### DIRECTIONS
Leave out the pictures and copy everything else in the entries exactly.

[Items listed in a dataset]
####################

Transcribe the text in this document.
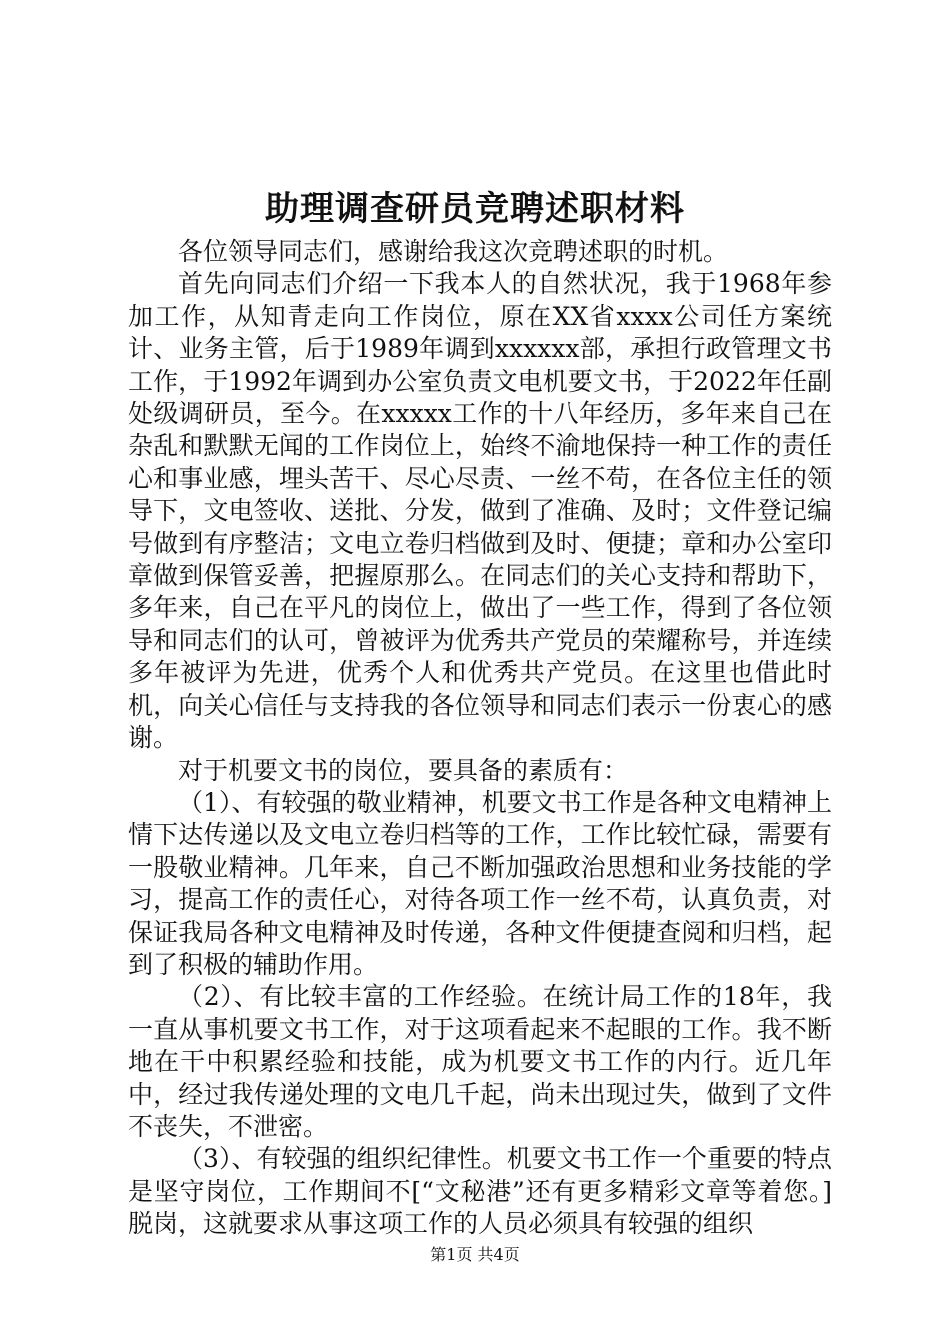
助理调查研员竞聘述职材料

各位领导同志们，感谢给我这次竞聘述职的时机。

首先向同志们介绍一下我本人的自然状况，我于1968年参加工作，从知青走向工作岗位，原在XX省xxxx公司任方案统计、业务主管，后于1989年调到xxxxxx部，承担行政管理文书工作，于1992年调到办公室负责文电机要文书，于2022年任副处级调研员，至今。在xxxxx工作的十八年经历，多年来自己在杂乱和默默无闻的工作岗位上，始终不渝地保持一种工作的责任心和事业感，埋头苦干、尽心尽责、一丝不苟，在各位主任的领导下，文电签收、送批、分发，做到了准确、及时；文件登记编号做到有序整洁；文电立卷归档做到及时、便捷；章和办公室印章做到保管妥善，把握原那么。在同志们的关心支持和帮助下，多年来，自己在平凡的岗位上，做出了一些工作，得到了各位领导和同志们的认可，曾被评为优秀共产党员的荣耀称号，并连续多年被评为先进，优秀个人和优秀共产党员。在这里也借此时机，向关心信任与支持我的各位领导和同志们表示一份衷心的感谢。

对于机要文书的岗位，要具备的素质有：

（1）、有较强的敬业精神，机要文书工作是各种文电精神上情下达传递以及文电立卷归档等的工作，工作比较忙碌，需要有一股敬业精神。几年来，自己不断加强政治思想和业务技能的学习，提高工作的责任心，对待各项工作一丝不苟，认真负责，对保证我局各种文电精神及时传递，各种文件便捷查阅和归档，起到了积极的辅助作用。

（2）、有比较丰富的工作经验。在统计局工作的18年，我一直从事机要文书工作，对于这项看起来不起眼的工作。我不断地在干中积累经验和技能，成为机要文书工作的内行。近几年中，经过我传递处理的文电几千起，尚未出现过失，做到了文件不丧失，不泄密。

（3）、有较强的组织纪律性。机要文书工作一个重要的特点是坚守岗位，工作期间不[“文秘港”还有更多精彩文章等着您。]脱岗，这就要求从事这项工作的人员必须具有较强的组织

第1页 共4页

####################

### REPLY TO THE EXERCISE
Transcribe the text in this document.
助理调查研员竞聘述职材料

各位领导同志们，感谢给我这次竞聘述职的时机。

首先向同志们介绍一下我本人的自然状况，我于1968年参加工作，从知青走向工作岗位，原在XX省xxxx公司任方案统计、业务主管，后于1989年调到xxxxxx部，承担行政管理文书工作，于1992年调到办公室负责文电机要文书，于2022年任副处级调研员，至今。在xxxxx工作的十八年经历，多年来自己在杂乱和默默无闻的工作岗位上，始终不渝地保持一种工作的责任心和事业感，埋头苦干、尽心尽责、一丝不苟，在各位主任的领导下，文电签收、送批、分发，做到了准确、及时；文件登记编号做到有序整洁；文电立卷归档做到及时、便捷；章和办公室印章做到保管妥善，把握原那么。在同志们的关心支持和帮助下，多年来，自己在平凡的岗位上，做出了一些工作，得到了各位领导和同志们的认可，曾被评为优秀共产党员的荣耀称号，并连续多年被评为先进，优秀个人和优秀共产党员。在这里也借此时机，向关心信任与支持我的各位领导和同志们表示一份衷心的感谢。

对于机要文书的岗位，要具备的素质有：

（1）、有较强的敬业精神，机要文书工作是各种文电精神上情下达传递以及文电立卷归档等的工作，工作比较忙碌，需要有一股敬业精神。几年来，自己不断加强政治思想和业务技能的学习，提高工作的责任心，对待各项工作一丝不苟，认真负责，对保证我局各种文电精神及时传递，各种文件便捷查阅和归档，起到了积极的辅助作用。

（2）、有比较丰富的工作经验。在统计局工作的18年，我一直从事机要文书工作，对于这项看起来不起眼的工作。我不断地在干中积累经验和技能，成为机要文书工作的内行。近几年中，经过我传递处理的文电几千起，尚未出现过失，做到了文件不丧失，不泄密。

（3）、有较强的组织纪律性。机要文书工作一个重要的特点是坚守岗位，工作期间不[“文秘港”还有更多精彩文章等着您。]脱岗，这就要求从事这项工作的人员必须具有较强的组织

第1页 共4页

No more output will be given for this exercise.